- Task instructions
Your task is to copy every record exactly.
****************************************
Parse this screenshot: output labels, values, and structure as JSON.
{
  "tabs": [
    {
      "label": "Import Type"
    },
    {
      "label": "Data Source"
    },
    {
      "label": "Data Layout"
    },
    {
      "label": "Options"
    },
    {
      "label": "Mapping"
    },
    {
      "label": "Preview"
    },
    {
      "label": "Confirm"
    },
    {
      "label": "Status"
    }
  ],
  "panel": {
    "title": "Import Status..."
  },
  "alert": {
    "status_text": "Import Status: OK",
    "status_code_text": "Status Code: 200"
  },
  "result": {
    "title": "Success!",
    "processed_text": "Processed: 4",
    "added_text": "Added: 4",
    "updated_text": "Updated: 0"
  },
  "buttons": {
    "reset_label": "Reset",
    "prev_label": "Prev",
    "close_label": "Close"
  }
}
****************************************
- Output
Parse this screenshot: output labels, values, and structure as JSON.
{
  "tabs": [
    {
      "label": "Import Type"
    },
    {
      "label": "Data Source"
    },
    {
      "label": "Data Layout"
    },
    {
      "label": "Options"
    },
    {
      "label": "Mapping"
    },
    {
      "label": "Preview"
    },
    {
      "label": "Confirm"
    },
    {
      "label": "Status"
    }
  ],
  "panel": {
    "title": "Import Status..."
  },
  "alert": {
    "status_text": "Import Status: OK",
    "status_code_text": "Status Code: 200"
  },
  "result": {
    "title": "Success!",
    "processed_text": "Processed: 4",
    "added_text": "Added: 4",
    "updated_text": "Updated: 0"
  },
  "buttons": {
    "reset_label": "Reset",
    "prev_label": "Prev",
    "close_label": "Close"
  }
}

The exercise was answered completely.